## Work required
Take the material and output all of it exactly.

# Start of Extracted records

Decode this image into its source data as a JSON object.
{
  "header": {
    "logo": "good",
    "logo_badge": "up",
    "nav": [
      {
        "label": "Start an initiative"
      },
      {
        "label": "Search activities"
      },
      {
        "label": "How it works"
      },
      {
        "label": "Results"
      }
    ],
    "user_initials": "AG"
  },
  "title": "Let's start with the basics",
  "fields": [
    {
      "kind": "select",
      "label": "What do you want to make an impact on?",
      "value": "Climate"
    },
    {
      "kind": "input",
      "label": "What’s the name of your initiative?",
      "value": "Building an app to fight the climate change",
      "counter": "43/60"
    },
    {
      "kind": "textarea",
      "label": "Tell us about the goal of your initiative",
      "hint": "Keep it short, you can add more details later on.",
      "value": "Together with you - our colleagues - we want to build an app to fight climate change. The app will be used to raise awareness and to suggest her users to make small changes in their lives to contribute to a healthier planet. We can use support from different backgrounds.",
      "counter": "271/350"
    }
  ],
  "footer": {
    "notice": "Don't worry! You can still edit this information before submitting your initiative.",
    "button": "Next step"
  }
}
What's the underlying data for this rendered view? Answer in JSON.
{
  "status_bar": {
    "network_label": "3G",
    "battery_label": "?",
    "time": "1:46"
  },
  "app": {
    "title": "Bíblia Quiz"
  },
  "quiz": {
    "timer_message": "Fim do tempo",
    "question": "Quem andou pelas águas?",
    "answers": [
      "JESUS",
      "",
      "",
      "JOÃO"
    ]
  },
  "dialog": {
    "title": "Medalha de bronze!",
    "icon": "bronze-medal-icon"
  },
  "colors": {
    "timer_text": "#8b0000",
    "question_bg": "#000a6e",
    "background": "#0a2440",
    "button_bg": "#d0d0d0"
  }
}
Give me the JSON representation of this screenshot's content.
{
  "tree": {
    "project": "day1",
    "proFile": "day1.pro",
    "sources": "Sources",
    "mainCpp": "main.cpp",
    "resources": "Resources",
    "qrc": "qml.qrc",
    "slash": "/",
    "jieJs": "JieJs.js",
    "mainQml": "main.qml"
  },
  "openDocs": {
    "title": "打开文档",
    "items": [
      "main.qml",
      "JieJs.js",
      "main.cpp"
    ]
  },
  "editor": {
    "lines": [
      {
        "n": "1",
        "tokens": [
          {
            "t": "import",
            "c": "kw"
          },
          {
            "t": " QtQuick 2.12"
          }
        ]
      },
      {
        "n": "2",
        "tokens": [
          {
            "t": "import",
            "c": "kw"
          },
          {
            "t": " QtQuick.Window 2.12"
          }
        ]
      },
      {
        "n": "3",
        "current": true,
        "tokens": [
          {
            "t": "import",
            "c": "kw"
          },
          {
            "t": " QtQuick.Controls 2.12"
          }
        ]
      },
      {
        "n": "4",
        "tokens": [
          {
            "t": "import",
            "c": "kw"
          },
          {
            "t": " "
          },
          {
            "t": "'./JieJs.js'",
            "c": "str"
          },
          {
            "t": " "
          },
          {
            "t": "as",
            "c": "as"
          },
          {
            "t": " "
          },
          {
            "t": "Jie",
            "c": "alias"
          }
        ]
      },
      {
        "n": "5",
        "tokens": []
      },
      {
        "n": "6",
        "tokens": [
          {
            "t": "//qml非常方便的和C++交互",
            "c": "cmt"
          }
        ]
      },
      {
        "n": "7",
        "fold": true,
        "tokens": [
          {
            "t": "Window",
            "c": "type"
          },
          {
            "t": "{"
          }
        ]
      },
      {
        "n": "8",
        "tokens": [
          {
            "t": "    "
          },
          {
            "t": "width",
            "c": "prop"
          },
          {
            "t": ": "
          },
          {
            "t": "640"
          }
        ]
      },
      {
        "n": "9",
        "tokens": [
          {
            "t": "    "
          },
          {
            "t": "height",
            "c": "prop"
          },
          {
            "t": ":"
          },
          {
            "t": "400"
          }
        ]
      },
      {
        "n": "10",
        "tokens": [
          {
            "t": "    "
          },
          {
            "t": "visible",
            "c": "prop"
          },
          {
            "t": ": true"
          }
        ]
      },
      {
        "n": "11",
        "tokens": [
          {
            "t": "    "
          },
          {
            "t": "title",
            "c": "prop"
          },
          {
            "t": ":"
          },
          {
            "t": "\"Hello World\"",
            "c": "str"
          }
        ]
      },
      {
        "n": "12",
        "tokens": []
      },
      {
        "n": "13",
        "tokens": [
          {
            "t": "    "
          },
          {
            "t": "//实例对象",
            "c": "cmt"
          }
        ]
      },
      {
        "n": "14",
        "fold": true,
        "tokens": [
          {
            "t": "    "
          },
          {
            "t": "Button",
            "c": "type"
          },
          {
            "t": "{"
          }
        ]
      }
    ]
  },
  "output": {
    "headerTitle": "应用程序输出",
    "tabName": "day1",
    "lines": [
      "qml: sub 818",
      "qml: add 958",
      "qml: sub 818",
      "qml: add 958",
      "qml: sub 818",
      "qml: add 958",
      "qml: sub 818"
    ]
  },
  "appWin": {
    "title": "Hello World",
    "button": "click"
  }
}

# End of Extracted records

## Output for this task
Decode this image into its source data as a JSON object.
{
  "header": {
    "logo": "good",
    "logo_badge": "up",
    "nav": [
      {
        "label": "Start an initiative"
      },
      {
        "label": "Search activities"
      },
      {
        "label": "How it works"
      },
      {
        "label": "Results"
      }
    ],
    "user_initials": "AG"
  },
  "title": "Let's start with the basics",
  "fields": [
    {
      "kind": "select",
      "label": "What do you want to make an impact on?",
      "value": "Climate"
    },
    {
      "kind": "input",
      "label": "What’s the name of your initiative?",
      "value": "Building an app to fight the climate change",
      "counter": "43/60"
    },
    {
      "kind": "textarea",
      "label": "Tell us about the goal of your initiative",
      "hint": "Keep it short, you can add more details later on.",
      "value": "Together with you - our colleagues - we want to build an app to fight climate change. The app will be used to raise awareness and to suggest her users to make small changes in their lives to contribute to a healthier planet. We can use support from different backgrounds.",
      "counter": "271/350"
    }
  ],
  "footer": {
    "notice": "Don't worry! You can still edit this information before submitting your initiative.",
    "button": "Next step"
  }
}
What's the underlying data for this rendered view? Answer in JSON.
{
  "status_bar": {
    "network_label": "3G",
    "battery_label": "?",
    "time": "1:46"
  },
  "app": {
    "title": "Bíblia Quiz"
  },
  "quiz": {
    "timer_message": "Fim do tempo",
    "question": "Quem andou pelas águas?",
    "answers": [
      "JESUS",
      "",
      "",
      "JOÃO"
    ]
  },
  "dialog": {
    "title": "Medalha de bronze!",
    "icon": "bronze-medal-icon"
  },
  "colors": {
    "timer_text": "#8b0000",
    "question_bg": "#000a6e",
    "background": "#0a2440",
    "button_bg": "#d0d0d0"
  }
}
Give me the JSON representation of this screenshot's content.
{
  "tree": {
    "project": "day1",
    "proFile": "day1.pro",
    "sources": "Sources",
    "mainCpp": "main.cpp",
    "resources": "Resources",
    "qrc": "qml.qrc",
    "slash": "/",
    "jieJs": "JieJs.js",
    "mainQml": "main.qml"
  },
  "openDocs": {
    "title": "打开文档",
    "items": [
      "main.qml",
      "JieJs.js",
      "main.cpp"
    ]
  },
  "editor": {
    "lines": [
      {
        "n": "1",
        "tokens": [
          {
            "t": "import",
            "c": "kw"
          },
          {
            "t": " QtQuick 2.12"
          }
        ]
      },
      {
        "n": "2",
        "tokens": [
          {
            "t": "import",
            "c": "kw"
          },
          {
            "t": " QtQuick.Window 2.12"
          }
        ]
      },
      {
        "n": "3",
        "current": true,
        "tokens": [
          {
            "t": "import",
            "c": "kw"
          },
          {
            "t": " QtQuick.Controls 2.12"
          }
        ]
      },
      {
        "n": "4",
        "tokens": [
          {
            "t": "import",
            "c": "kw"
          },
          {
            "t": " "
          },
          {
            "t": "'./JieJs.js'",
            "c": "str"
          },
          {
            "t": " "
          },
          {
            "t": "as",
            "c": "as"
          },
          {
            "t": " "
          },
          {
            "t": "Jie",
            "c": "alias"
          }
        ]
      },
      {
        "n": "5",
        "tokens": []
      },
      {
        "n": "6",
        "tokens": [
          {
            "t": "//qml非常方便的和C++交互",
            "c": "cmt"
          }
        ]
      },
      {
        "n": "7",
        "fold": true,
        "tokens": [
          {
            "t": "Window",
            "c": "type"
          },
          {
            "t": "{"
          }
        ]
      },
      {
        "n": "8",
        "tokens": [
          {
            "t": "    "
          },
          {
            "t": "width",
            "c": "prop"
          },
          {
            "t": ": "
          },
          {
            "t": "640"
          }
        ]
      },
      {
        "n": "9",
        "tokens": [
          {
            "t": "    "
          },
          {
            "t": "height",
            "c": "prop"
          },
          {
            "t": ":"
          },
          {
            "t": "400"
          }
        ]
      },
      {
        "n": "10",
        "tokens": [
          {
            "t": "    "
          },
          {
            "t": "visible",
            "c": "prop"
          },
          {
            "t": ": true"
          }
        ]
      },
      {
        "n": "11",
        "tokens": [
          {
            "t": "    "
          },
          {
            "t": "title",
            "c": "prop"
          },
          {
            "t": ":"
          },
          {
            "t": "\"Hello World\"",
            "c": "str"
          }
        ]
      },
      {
        "n": "12",
        "tokens": []
      },
      {
        "n": "13",
        "tokens": [
          {
            "t": "    "
          },
          {
            "t": "//实例对象",
            "c": "cmt"
          }
        ]
      },
      {
        "n": "14",
        "fold": true,
        "tokens": [
          {
            "t": "    "
          },
          {
            "t": "Button",
            "c": "type"
          },
          {
            "t": "{"
          }
        ]
      }
    ]
  },
  "output": {
    "headerTitle": "应用程序输出",
    "tabName": "day1",
    "lines": [
      "qml: sub 818",
      "qml: add 958",
      "qml: sub 818",
      "qml: add 958",
      "qml: sub 818",
      "qml: add 958",
      "qml: sub 818"
    ]
  },
  "appWin": {
    "title": "Hello World",
    "button": "click"
  }
}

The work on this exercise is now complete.